--- WRITTEN PROBLEM ---
The entire listing is to be repeated verbatim.

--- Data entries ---
----------------

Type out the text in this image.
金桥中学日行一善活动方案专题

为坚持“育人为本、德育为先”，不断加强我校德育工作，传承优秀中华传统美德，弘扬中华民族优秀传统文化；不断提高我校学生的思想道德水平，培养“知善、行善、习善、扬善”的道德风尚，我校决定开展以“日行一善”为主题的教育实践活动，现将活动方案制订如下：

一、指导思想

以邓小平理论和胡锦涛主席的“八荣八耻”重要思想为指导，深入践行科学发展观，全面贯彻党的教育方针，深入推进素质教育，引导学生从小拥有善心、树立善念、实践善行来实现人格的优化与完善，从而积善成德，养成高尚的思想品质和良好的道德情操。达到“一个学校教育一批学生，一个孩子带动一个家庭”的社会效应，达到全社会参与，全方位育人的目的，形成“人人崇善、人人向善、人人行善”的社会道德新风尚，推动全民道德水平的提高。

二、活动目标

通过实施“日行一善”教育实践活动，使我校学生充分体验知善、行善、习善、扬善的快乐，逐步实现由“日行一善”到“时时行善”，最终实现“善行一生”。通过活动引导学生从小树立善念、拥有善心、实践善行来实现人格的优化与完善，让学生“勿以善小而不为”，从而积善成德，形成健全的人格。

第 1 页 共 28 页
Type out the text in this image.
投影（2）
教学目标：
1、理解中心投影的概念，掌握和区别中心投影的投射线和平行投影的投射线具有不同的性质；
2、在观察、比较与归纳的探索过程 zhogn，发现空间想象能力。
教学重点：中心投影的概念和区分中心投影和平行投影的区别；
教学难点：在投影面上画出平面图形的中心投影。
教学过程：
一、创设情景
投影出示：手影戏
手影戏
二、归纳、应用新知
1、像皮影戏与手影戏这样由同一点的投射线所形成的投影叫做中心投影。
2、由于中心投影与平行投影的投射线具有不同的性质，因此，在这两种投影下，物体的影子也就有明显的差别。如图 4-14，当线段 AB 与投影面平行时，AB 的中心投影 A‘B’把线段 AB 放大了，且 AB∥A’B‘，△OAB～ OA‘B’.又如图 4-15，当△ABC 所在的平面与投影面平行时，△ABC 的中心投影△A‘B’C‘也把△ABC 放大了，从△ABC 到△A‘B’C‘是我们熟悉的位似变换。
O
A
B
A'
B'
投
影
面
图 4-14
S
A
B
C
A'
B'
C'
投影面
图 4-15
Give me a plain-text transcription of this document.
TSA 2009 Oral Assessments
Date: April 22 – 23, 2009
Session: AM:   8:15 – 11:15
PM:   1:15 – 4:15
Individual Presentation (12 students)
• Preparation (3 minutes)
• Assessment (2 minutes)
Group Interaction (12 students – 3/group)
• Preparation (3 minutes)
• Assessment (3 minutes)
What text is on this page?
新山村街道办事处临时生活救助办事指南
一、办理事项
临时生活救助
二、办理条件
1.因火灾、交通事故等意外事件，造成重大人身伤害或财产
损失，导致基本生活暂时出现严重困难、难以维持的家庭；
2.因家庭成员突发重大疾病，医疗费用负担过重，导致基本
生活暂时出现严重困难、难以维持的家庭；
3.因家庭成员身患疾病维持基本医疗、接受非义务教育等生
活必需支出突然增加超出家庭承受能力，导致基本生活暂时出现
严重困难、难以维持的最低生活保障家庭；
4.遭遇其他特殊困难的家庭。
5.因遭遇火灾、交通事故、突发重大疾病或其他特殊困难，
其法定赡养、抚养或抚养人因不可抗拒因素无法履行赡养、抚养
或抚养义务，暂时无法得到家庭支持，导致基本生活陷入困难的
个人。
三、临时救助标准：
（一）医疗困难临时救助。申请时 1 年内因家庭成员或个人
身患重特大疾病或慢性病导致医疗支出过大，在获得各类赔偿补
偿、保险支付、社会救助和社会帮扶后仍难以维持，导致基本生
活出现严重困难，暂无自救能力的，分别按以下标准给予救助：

----------------

--- COMPLETE ANSWER ---
Type out the text in this image.
金桥中学日行一善活动方案专题

为坚持“育人为本、德育为先”，不断加强我校德育工作，传承优秀中华传统美德，弘扬中华民族优秀传统文化；不断提高我校学生的思想道德水平，培养“知善、行善、习善、扬善”的道德风尚，我校决定开展以“日行一善”为主题的教育实践活动，现将活动方案制订如下：

一、指导思想

以邓小平理论和胡锦涛主席的“八荣八耻”重要思想为指导，深入践行科学发展观，全面贯彻党的教育方针，深入推进素质教育，引导学生从小拥有善心、树立善念、实践善行来实现人格的优化与完善，从而积善成德，养成高尚的思想品质和良好的道德情操。达到“一个学校教育一批学生，一个孩子带动一个家庭”的社会效应，达到全社会参与，全方位育人的目的，形成“人人崇善、人人向善、人人行善”的社会道德新风尚，推动全民道德水平的提高。

二、活动目标

通过实施“日行一善”教育实践活动，使我校学生充分体验知善、行善、习善、扬善的快乐，逐步实现由“日行一善”到“时时行善”，最终实现“善行一生”。通过活动引导学生从小树立善念、拥有善心、实践善行来实现人格的优化与完善，让学生“勿以善小而不为”，从而积善成德，形成健全的人格。

第 1 页 共 28 页
Type out the text in this image.
投影（2）
教学目标：
1、理解中心投影的概念，掌握和区别中心投影的投射线和平行投影的投射线具有不同的性质；
2、在观察、比较与归纳的探索过程 zhogn，发现空间想象能力。
教学重点：中心投影的概念和区分中心投影和平行投影的区别；
教学难点：在投影面上画出平面图形的中心投影。
教学过程：
一、创设情景
投影出示：手影戏
手影戏
二、归纳、应用新知
1、像皮影戏与手影戏这样由同一点的投射线所形成的投影叫做中心投影。
2、由于中心投影与平行投影的投射线具有不同的性质，因此，在这两种投影下，物体的影子也就有明显的差别。如图 4-14，当线段 AB 与投影面平行时，AB 的中心投影 A‘B’把线段 AB 放大了，且 AB∥A’B‘，△OAB～ OA‘B’.又如图 4-15，当△ABC 所在的平面与投影面平行时，△ABC 的中心投影△A‘B’C‘也把△ABC 放大了，从△ABC 到△A‘B’C‘是我们熟悉的位似变换。
O
A
B
A'
B'
投
影
面
图 4-14
S
A
B
C
A'
B'
C'
投影面
图 4-15
Give me a plain-text transcription of this document.
TSA 2009 Oral Assessments
Date: April 22 – 23, 2009
Session: AM:   8:15 – 11:15
PM:   1:15 – 4:15
Individual Presentation (12 students)
• Preparation (3 minutes)
• Assessment (2 minutes)
Group Interaction (12 students – 3/group)
• Preparation (3 minutes)
• Assessment (3 minutes)
What text is on this page?
新山村街道办事处临时生活救助办事指南
一、办理事项
临时生活救助
二、办理条件
1.因火灾、交通事故等意外事件，造成重大人身伤害或财产
损失，导致基本生活暂时出现严重困难、难以维持的家庭；
2.因家庭成员突发重大疾病，医疗费用负担过重，导致基本
生活暂时出现严重困难、难以维持的家庭；
3.因家庭成员身患疾病维持基本医疗、接受非义务教育等生
活必需支出突然增加超出家庭承受能力，导致基本生活暂时出现
严重困难、难以维持的最低生活保障家庭；
4.遭遇其他特殊困难的家庭。
5.因遭遇火灾、交通事故、突发重大疾病或其他特殊困难，
其法定赡养、抚养或抚养人因不可抗拒因素无法履行赡养、抚养
或抚养义务，暂时无法得到家庭支持，导致基本生活陷入困难的
个人。
三、临时救助标准：
（一）医疗困难临时救助。申请时 1 年内因家庭成员或个人
身患重特大疾病或慢性病导致医疗支出过大，在获得各类赔偿补
偿、保险支付、社会救助和社会帮扶后仍难以维持，导致基本生
活出现严重困难，暂无自救能力的，分别按以下标准给予救助：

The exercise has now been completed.